YOUR INSTRUCTIONS
Leave out the pictures and repeat every record exactly.
+ + +
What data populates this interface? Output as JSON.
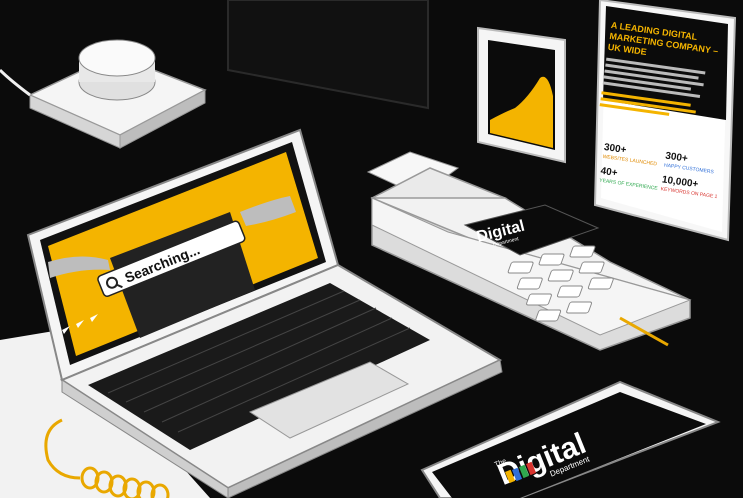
{
  "laptop": {
    "search_text": "Searching...",
    "accent_color": "#f4b400"
  },
  "phone_screen": {
    "headline_lines": [
      "A LEADING DIGITAL",
      "MARKETING COMPANY –",
      "UK WIDE"
    ],
    "stats": [
      {
        "value": "300+",
        "label": "WEBSITES LAUNCHED"
      },
      {
        "value": "300+",
        "label": "HAPPY CUSTOMERS"
      },
      {
        "value": "40+",
        "label": "YEARS OF EXPERIENCE"
      },
      {
        "value": "10,000+",
        "label": "KEYWORDS ON PAGE 1"
      }
    ]
  },
  "card_terminal": {
    "logo_main": "Digital",
    "logo_sub": "Department"
  },
  "bottom_phone": {
    "logo_prefix": "The",
    "logo_main": "Digital",
    "logo_sub": "Department"
  },
  "colors": {
    "background": "#0b0b0b",
    "device_white": "#f4f4f4",
    "accent_yellow": "#f4b400",
    "cable_yellow": "#e9a800"
  }
}
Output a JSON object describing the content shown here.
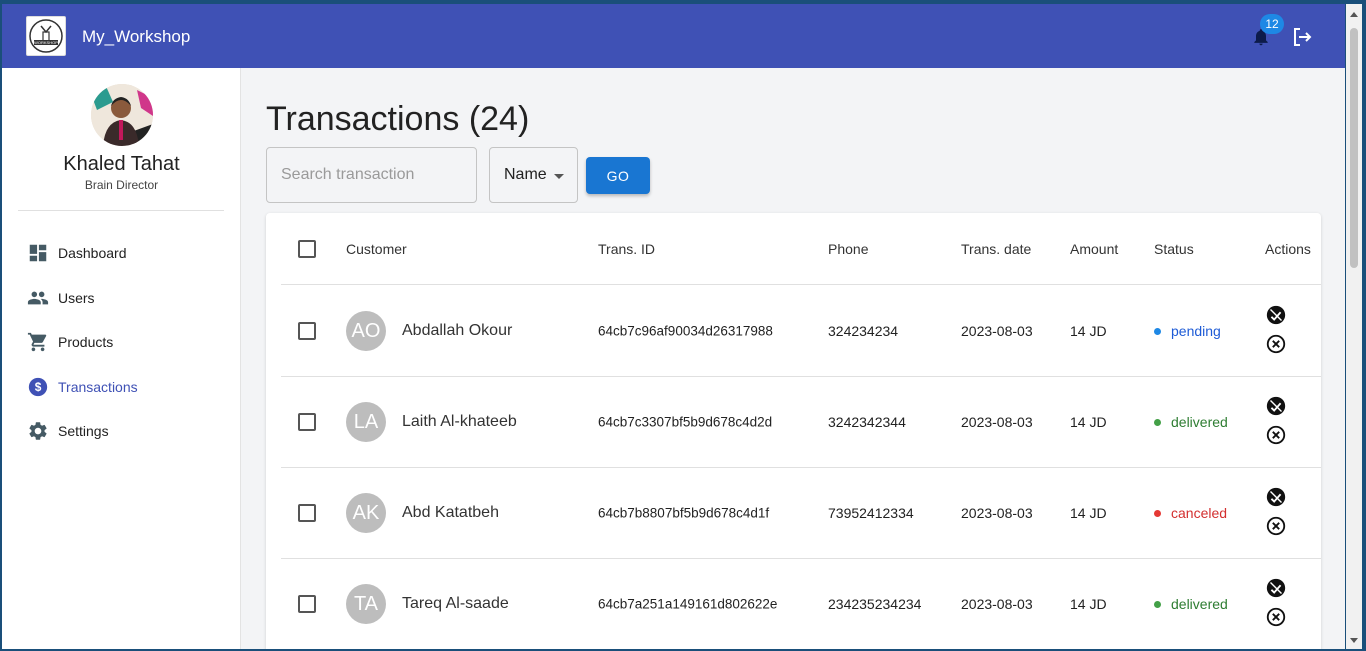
{
  "header": {
    "logo_text": "WORKSHOP",
    "brand": "My_Workshop",
    "notifications_count": "12"
  },
  "user": {
    "name": "Khaled Tahat",
    "role": "Brain Director"
  },
  "nav": [
    {
      "label": "Dashboard",
      "icon": "dashboard-icon"
    },
    {
      "label": "Users",
      "icon": "users-icon"
    },
    {
      "label": "Products",
      "icon": "cart-icon"
    },
    {
      "label": "Transactions",
      "icon": "dollar-icon",
      "active": true
    },
    {
      "label": "Settings",
      "icon": "gear-icon"
    }
  ],
  "page": {
    "title": "Transactions (24)",
    "search_placeholder": "Search transaction",
    "filter_selected": "Name",
    "go_label": "GO"
  },
  "table": {
    "columns": [
      "Customer",
      "Trans. ID",
      "Phone",
      "Trans. date",
      "Amount",
      "Status",
      "Actions"
    ],
    "rows": [
      {
        "initials": "AO",
        "customer": "Abdallah Okour",
        "id": "64cb7c96af90034d26317988",
        "phone": "324234234",
        "date": "2023-08-03",
        "amount": "14 JD",
        "status": "pending",
        "status_color": "#1e5bd6",
        "dot_color": "#1e88e5"
      },
      {
        "initials": "LA",
        "customer": "Laith Al-khateeb",
        "id": "64cb7c3307bf5b9d678c4d2d",
        "phone": "3242342344",
        "date": "2023-08-03",
        "amount": "14 JD",
        "status": "delivered",
        "status_color": "#2e7d32",
        "dot_color": "#43a047"
      },
      {
        "initials": "AK",
        "customer": "Abd Katatbeh",
        "id": "64cb7b8807bf5b9d678c4d1f",
        "phone": "73952412334",
        "date": "2023-08-03",
        "amount": "14 JD",
        "status": "canceled",
        "status_color": "#d32f2f",
        "dot_color": "#e53935"
      },
      {
        "initials": "TA",
        "customer": "Tareq Al-saade",
        "id": "64cb7a251a149161d802622e",
        "phone": "234235234234",
        "date": "2023-08-03",
        "amount": "14 JD",
        "status": "delivered",
        "status_color": "#2e7d32",
        "dot_color": "#43a047"
      }
    ]
  }
}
+ + +
ANSWER FOR THIS EXERCISE
What data populates this interface? Output as JSON.
{
  "laptop": {
    "search_text": "Searching...",
    "accent_color": "#f4b400"
  },
  "phone_screen": {
    "headline_lines": [
      "A LEADING DIGITAL",
      "MARKETING COMPANY –",
      "UK WIDE"
    ],
    "stats": [
      {
        "value": "300+",
        "label": "WEBSITES LAUNCHED"
      },
      {
        "value": "300+",
        "label": "HAPPY CUSTOMERS"
      },
      {
        "value": "40+",
        "label": "YEARS OF EXPERIENCE"
      },
      {
        "value": "10,000+",
        "label": "KEYWORDS ON PAGE 1"
      }
    ]
  },
  "card_terminal": {
    "logo_main": "Digital",
    "logo_sub": "Department"
  },
  "bottom_phone": {
    "logo_prefix": "The",
    "logo_main": "Digital",
    "logo_sub": "Department"
  },
  "colors": {
    "background": "#0b0b0b",
    "device_white": "#f4f4f4",
    "accent_yellow": "#f4b400",
    "cable_yellow": "#e9a800"
  }
}
Output a JSON object describing the content shown here.
{
  "header": {
    "logo_text": "WORKSHOP",
    "brand": "My_Workshop",
    "notifications_count": "12"
  },
  "user": {
    "name": "Khaled Tahat",
    "role": "Brain Director"
  },
  "nav": [
    {
      "label": "Dashboard",
      "icon": "dashboard-icon"
    },
    {
      "label": "Users",
      "icon": "users-icon"
    },
    {
      "label": "Products",
      "icon": "cart-icon"
    },
    {
      "label": "Transactions",
      "icon": "dollar-icon",
      "active": true
    },
    {
      "label": "Settings",
      "icon": "gear-icon"
    }
  ],
  "page": {
    "title": "Transactions (24)",
    "search_placeholder": "Search transaction",
    "filter_selected": "Name",
    "go_label": "GO"
  },
  "table": {
    "columns": [
      "Customer",
      "Trans. ID",
      "Phone",
      "Trans. date",
      "Amount",
      "Status",
      "Actions"
    ],
    "rows": [
      {
        "initials": "AO",
        "customer": "Abdallah Okour",
        "id": "64cb7c96af90034d26317988",
        "phone": "324234234",
        "date": "2023-08-03",
        "amount": "14 JD",
        "status": "pending",
        "status_color": "#1e5bd6",
        "dot_color": "#1e88e5"
      },
      {
        "initials": "LA",
        "customer": "Laith Al-khateeb",
        "id": "64cb7c3307bf5b9d678c4d2d",
        "phone": "3242342344",
        "date": "2023-08-03",
        "amount": "14 JD",
        "status": "delivered",
        "status_color": "#2e7d32",
        "dot_color": "#43a047"
      },
      {
        "initials": "AK",
        "customer": "Abd Katatbeh",
        "id": "64cb7b8807bf5b9d678c4d1f",
        "phone": "73952412334",
        "date": "2023-08-03",
        "amount": "14 JD",
        "status": "canceled",
        "status_color": "#d32f2f",
        "dot_color": "#e53935"
      },
      {
        "initials": "TA",
        "customer": "Tareq Al-saade",
        "id": "64cb7a251a149161d802622e",
        "phone": "234235234234",
        "date": "2023-08-03",
        "amount": "14 JD",
        "status": "delivered",
        "status_color": "#2e7d32",
        "dot_color": "#43a047"
      }
    ]
  }
}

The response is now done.